→ Brief
Examine the entries below, count the lines holding the string "ILOILO", and respond with the number only.

→ Source material
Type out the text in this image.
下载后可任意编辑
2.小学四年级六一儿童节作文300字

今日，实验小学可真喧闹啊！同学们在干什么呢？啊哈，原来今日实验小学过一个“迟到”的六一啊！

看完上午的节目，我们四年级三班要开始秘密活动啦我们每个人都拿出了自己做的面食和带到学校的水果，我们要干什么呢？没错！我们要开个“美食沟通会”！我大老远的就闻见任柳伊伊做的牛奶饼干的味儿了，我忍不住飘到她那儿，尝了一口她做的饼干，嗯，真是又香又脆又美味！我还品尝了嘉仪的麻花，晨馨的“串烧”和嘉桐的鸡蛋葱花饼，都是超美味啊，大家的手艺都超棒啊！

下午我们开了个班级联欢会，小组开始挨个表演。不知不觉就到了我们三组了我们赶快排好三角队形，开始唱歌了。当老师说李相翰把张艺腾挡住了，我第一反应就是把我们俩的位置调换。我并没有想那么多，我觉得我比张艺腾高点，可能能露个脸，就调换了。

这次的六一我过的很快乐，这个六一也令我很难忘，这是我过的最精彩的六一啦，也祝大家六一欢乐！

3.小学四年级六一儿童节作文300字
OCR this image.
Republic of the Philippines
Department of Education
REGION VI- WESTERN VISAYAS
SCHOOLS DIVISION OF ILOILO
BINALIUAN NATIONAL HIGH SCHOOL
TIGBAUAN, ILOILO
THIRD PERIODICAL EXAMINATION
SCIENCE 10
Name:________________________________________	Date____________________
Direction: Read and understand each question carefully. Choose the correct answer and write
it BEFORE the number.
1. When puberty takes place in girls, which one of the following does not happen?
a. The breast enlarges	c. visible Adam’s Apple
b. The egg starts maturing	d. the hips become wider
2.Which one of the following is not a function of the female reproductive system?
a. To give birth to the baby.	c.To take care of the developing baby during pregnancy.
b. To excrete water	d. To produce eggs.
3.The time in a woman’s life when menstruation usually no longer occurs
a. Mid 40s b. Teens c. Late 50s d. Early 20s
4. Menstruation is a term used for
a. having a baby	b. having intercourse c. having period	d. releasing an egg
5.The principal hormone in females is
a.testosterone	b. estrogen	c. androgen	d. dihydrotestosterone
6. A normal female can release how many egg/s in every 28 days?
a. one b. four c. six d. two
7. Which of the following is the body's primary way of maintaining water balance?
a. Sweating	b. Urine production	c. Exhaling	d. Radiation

→ Exercise solution
2